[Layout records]
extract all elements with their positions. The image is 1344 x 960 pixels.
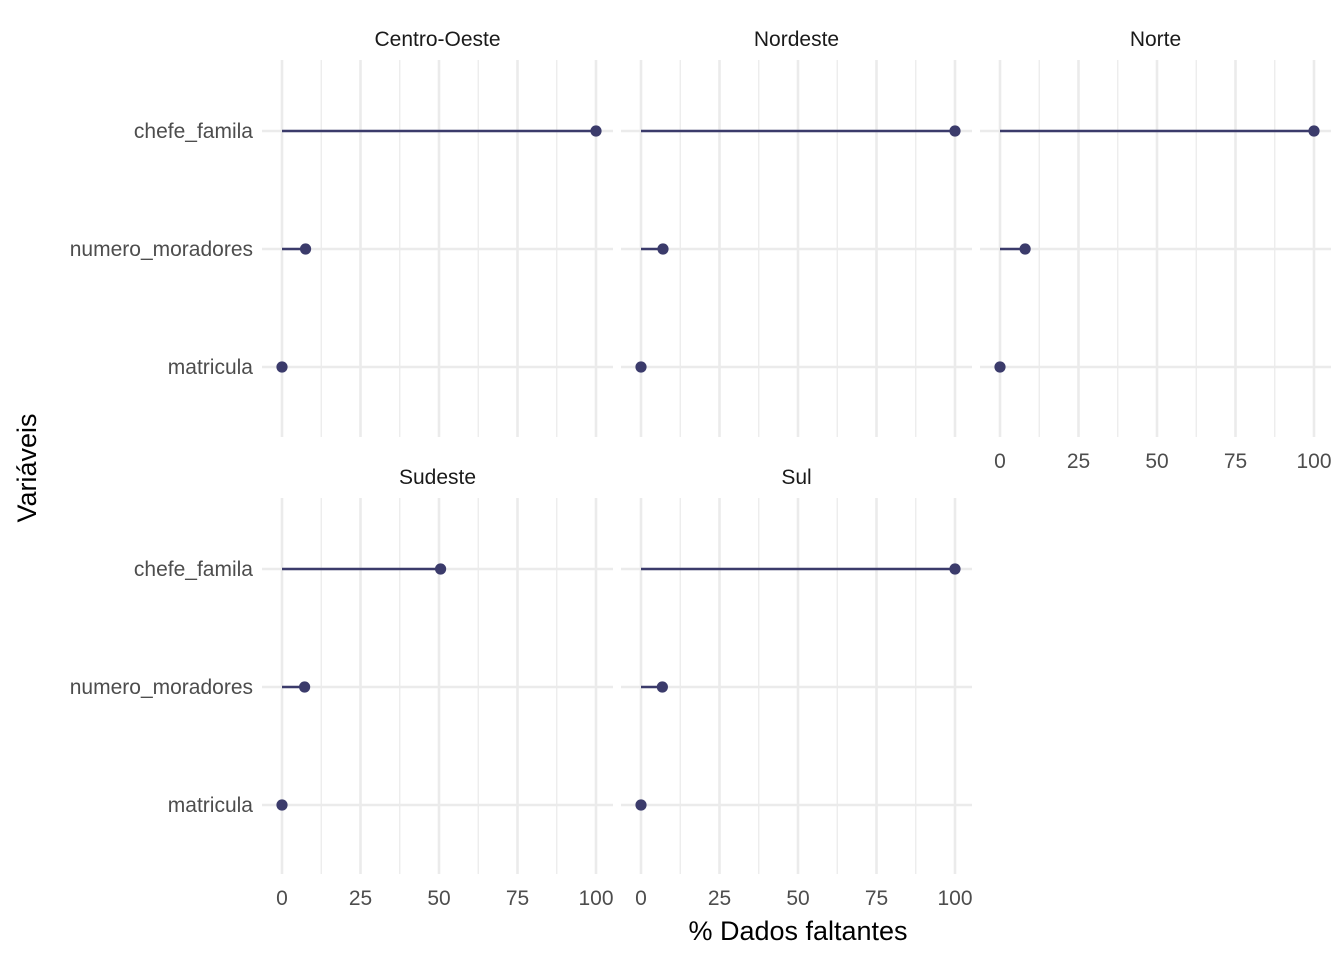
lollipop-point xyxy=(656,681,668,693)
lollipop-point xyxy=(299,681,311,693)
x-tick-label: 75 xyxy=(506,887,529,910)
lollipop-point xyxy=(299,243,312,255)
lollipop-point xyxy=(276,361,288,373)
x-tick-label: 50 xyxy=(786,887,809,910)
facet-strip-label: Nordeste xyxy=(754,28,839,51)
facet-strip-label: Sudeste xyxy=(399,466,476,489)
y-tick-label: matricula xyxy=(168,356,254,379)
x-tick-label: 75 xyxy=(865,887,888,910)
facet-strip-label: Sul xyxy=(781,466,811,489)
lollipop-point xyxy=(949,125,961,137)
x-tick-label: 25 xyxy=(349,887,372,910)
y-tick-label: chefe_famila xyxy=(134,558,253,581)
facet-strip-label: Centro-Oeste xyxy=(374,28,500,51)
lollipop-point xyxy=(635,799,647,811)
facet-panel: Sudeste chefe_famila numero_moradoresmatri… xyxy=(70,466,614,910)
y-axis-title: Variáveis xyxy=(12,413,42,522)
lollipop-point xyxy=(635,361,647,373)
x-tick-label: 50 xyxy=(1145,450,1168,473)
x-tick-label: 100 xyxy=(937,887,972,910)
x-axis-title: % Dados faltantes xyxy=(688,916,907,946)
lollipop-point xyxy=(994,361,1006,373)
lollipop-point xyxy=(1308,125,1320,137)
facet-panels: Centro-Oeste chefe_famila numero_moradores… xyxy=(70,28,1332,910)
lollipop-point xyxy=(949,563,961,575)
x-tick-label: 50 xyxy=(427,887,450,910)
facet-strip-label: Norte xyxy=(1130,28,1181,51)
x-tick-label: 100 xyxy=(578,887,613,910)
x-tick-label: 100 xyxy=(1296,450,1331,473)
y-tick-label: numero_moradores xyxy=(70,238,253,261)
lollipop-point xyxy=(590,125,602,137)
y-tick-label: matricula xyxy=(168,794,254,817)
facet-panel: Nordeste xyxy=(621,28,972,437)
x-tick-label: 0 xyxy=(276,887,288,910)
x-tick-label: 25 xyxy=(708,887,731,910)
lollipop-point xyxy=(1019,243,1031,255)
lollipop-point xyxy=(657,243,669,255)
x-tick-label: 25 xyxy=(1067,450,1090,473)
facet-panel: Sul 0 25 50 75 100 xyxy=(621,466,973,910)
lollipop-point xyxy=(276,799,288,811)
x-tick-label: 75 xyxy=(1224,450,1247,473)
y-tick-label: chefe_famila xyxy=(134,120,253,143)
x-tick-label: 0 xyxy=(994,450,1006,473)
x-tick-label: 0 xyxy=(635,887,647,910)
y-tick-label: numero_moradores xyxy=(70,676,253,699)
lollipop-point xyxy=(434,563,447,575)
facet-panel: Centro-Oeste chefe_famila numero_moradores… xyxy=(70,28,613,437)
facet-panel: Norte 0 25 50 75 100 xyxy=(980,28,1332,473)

_WHAT THE EXERCISE ASKS:_
Turn the lines of the data above into a numbered list, leaving out any blank lines. Begin at the line that has "lollipop-point xyxy=(656,681,668,693)" and stop after the line that has "facet-strip-label: Nordeste xyxy=(754,28,839,51)".

_PROBLEM SOLUTION:_
1. lollipop-point xyxy=(656,681,668,693)
2. lollipop-point xyxy=(299,681,311,693)
3. x-tick-label: 75 xyxy=(506,887,529,910)
4. lollipop-point xyxy=(299,243,312,255)
5. lollipop-point xyxy=(276,361,288,373)
6. x-tick-label: 50 xyxy=(786,887,809,910)
7. facet-strip-label: Nordeste xyxy=(754,28,839,51)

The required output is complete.